Requirement:
Copy every line from the material below that holds "link".

Records supplied:
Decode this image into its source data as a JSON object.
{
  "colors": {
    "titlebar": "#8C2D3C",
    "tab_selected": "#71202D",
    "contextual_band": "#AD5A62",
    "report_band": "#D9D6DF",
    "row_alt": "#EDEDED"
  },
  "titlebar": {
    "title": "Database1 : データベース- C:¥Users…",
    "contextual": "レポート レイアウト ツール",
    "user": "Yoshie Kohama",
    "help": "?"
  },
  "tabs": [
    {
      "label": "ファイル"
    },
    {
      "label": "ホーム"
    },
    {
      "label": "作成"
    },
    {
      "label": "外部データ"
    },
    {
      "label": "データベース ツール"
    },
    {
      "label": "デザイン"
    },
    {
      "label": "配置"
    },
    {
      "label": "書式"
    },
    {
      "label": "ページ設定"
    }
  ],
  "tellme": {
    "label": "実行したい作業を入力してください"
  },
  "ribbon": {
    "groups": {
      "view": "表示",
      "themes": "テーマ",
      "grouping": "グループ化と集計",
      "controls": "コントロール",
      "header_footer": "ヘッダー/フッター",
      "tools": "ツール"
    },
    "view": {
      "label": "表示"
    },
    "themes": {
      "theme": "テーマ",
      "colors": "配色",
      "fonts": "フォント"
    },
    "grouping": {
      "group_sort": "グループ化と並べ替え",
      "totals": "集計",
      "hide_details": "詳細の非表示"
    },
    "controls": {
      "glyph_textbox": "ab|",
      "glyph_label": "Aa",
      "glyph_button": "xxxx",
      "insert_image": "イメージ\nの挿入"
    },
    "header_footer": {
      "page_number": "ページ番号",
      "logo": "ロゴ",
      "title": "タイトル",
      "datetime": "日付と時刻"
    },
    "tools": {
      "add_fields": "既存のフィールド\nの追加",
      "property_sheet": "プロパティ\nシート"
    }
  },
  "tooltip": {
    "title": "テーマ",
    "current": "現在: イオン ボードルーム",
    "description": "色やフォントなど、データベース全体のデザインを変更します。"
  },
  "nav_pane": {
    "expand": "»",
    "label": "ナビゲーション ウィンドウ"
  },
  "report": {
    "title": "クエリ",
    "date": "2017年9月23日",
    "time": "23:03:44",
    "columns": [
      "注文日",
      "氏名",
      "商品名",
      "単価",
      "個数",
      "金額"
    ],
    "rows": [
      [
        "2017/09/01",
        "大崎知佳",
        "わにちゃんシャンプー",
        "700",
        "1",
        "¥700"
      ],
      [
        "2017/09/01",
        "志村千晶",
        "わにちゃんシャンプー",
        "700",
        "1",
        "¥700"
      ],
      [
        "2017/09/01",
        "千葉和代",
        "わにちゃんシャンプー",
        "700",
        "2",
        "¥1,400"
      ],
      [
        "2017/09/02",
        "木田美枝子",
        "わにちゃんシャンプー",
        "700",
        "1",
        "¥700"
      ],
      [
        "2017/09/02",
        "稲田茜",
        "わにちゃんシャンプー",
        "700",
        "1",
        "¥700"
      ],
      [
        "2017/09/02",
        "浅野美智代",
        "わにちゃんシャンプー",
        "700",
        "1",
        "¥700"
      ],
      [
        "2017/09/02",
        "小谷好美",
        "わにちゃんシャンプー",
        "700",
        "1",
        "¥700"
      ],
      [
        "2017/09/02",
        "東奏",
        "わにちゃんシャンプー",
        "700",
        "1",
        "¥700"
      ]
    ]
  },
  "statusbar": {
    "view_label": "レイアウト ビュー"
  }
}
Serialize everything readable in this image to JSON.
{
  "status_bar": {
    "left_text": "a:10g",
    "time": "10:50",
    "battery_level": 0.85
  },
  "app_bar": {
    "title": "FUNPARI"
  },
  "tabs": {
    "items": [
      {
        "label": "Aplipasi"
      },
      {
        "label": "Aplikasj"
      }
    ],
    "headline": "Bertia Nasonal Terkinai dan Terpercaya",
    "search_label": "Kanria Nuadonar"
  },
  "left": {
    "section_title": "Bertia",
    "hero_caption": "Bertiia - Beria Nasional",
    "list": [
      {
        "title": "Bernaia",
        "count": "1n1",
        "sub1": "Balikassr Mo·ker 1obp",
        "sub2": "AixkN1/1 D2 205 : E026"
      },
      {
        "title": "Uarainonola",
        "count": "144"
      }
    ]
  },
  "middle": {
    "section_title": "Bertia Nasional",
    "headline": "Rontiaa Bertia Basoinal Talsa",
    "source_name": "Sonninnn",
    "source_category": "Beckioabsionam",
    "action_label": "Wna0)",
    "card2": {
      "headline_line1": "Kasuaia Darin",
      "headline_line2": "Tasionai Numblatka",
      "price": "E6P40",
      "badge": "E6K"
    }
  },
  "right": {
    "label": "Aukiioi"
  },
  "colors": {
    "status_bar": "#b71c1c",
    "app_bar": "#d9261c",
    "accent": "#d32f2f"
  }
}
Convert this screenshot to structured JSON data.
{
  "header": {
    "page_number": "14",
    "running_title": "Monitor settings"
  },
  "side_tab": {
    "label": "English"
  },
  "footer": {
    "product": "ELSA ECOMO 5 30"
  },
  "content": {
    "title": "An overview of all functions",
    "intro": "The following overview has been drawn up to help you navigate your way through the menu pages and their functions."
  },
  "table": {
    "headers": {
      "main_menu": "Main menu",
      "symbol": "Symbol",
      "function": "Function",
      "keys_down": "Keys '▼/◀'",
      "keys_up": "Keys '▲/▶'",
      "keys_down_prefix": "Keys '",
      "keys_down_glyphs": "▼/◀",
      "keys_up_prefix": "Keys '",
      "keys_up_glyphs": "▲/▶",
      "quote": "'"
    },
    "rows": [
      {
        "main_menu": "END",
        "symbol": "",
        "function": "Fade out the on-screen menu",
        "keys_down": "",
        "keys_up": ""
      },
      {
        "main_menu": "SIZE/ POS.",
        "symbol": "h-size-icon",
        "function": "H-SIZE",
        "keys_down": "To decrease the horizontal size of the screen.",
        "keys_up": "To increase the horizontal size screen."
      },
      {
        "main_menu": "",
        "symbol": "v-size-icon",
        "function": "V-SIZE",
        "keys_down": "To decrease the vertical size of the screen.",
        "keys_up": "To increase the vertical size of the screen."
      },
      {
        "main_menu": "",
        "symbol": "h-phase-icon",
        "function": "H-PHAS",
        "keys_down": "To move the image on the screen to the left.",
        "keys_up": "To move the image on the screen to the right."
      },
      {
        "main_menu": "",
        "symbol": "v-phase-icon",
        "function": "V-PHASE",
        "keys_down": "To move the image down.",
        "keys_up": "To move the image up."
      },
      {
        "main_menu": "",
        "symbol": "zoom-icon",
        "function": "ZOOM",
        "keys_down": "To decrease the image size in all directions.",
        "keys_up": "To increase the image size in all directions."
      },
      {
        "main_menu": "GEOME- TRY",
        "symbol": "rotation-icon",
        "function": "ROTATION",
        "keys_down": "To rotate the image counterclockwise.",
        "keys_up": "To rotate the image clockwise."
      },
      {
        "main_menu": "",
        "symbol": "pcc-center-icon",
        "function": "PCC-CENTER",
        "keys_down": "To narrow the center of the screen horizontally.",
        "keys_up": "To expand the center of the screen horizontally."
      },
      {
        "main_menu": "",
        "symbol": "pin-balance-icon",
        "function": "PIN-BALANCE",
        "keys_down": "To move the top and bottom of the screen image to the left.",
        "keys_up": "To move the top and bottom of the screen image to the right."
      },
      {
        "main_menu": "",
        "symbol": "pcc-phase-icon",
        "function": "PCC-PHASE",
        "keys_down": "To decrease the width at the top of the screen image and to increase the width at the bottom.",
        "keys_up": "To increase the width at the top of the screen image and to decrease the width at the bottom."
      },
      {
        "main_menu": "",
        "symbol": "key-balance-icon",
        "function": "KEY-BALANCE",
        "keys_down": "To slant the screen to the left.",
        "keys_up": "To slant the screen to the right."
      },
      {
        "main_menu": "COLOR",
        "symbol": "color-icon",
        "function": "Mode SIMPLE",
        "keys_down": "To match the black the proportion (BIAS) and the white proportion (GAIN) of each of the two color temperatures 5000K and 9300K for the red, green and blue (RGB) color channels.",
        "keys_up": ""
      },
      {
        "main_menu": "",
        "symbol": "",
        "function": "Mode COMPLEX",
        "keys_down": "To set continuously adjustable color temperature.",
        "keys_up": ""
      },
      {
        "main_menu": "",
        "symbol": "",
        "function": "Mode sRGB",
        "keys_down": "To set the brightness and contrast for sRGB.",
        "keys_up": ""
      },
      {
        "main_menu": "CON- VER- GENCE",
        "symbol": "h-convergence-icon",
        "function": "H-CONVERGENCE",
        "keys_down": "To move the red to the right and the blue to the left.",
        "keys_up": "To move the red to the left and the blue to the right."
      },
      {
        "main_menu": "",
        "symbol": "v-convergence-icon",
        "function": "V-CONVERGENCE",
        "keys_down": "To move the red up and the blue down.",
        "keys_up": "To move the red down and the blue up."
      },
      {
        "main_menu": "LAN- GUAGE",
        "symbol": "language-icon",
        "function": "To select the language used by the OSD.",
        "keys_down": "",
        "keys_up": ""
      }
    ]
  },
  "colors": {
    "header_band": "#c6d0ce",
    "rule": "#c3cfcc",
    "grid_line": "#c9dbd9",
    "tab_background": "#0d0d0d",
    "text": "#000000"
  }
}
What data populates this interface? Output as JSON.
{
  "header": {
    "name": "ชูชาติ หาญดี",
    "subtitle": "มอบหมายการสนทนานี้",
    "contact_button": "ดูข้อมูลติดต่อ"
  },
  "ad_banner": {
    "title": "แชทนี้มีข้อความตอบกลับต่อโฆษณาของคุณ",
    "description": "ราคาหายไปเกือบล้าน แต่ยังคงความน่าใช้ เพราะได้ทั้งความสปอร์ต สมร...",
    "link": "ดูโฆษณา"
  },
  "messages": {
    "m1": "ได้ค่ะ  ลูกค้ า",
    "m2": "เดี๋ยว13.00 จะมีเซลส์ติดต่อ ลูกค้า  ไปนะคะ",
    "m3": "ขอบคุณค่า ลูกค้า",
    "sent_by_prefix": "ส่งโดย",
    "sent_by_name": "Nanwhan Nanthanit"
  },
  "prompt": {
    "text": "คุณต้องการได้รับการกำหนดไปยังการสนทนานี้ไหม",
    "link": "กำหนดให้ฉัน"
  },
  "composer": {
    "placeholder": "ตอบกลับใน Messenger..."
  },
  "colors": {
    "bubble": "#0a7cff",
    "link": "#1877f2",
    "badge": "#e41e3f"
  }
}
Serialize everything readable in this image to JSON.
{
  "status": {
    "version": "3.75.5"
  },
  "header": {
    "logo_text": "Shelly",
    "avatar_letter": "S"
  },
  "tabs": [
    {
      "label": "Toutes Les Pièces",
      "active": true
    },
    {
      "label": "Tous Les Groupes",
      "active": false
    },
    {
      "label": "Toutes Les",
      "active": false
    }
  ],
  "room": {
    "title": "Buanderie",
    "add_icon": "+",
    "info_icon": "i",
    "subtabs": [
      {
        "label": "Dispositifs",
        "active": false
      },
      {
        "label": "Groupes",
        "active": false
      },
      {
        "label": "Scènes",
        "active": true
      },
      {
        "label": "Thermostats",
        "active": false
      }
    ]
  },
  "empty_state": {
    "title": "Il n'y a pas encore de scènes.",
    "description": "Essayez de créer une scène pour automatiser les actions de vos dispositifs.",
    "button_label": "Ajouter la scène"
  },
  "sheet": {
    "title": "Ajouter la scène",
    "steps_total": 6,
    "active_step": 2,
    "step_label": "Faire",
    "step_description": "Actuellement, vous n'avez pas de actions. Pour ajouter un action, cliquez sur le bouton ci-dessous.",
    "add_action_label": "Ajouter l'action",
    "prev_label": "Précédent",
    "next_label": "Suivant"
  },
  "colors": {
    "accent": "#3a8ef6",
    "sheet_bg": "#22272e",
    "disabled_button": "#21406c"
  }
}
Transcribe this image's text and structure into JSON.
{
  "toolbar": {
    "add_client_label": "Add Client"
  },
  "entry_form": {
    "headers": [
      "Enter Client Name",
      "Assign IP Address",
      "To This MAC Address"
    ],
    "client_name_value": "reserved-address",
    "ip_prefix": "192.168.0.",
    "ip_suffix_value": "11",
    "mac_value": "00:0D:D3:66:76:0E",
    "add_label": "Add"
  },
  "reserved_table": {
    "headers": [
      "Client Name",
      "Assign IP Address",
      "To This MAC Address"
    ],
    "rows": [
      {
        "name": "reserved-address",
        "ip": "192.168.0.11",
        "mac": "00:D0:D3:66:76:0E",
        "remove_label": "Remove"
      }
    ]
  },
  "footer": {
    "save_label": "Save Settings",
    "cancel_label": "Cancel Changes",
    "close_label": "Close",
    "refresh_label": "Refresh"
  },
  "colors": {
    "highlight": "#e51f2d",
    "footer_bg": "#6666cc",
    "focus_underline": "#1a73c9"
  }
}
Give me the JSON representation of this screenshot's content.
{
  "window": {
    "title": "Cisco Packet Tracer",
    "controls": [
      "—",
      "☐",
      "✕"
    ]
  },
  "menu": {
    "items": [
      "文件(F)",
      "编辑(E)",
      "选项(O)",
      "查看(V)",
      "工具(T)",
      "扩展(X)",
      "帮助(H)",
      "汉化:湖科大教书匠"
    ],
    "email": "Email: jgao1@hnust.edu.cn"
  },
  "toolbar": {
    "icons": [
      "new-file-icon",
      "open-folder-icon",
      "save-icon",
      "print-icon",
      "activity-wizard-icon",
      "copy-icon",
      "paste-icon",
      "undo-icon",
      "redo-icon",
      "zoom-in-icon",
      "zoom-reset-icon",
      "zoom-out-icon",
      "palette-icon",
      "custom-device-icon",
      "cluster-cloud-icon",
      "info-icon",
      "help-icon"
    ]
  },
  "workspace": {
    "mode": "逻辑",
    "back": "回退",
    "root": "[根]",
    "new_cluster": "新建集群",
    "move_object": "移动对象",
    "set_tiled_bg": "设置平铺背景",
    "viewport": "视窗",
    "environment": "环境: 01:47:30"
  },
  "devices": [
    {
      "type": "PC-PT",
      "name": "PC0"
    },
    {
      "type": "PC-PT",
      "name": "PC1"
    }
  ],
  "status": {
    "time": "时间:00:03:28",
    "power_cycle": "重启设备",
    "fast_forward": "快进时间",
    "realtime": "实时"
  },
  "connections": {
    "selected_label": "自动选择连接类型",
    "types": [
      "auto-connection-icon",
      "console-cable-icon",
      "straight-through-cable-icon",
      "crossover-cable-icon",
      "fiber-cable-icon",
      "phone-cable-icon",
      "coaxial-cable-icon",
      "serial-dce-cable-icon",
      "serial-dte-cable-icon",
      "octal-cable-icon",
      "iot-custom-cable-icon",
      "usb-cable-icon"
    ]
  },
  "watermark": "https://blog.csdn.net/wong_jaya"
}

Exercise result:
    "link": "ดูโฆษณา"
    "link": "กำหนดให้ฉัน"
    "link": "#1877f2",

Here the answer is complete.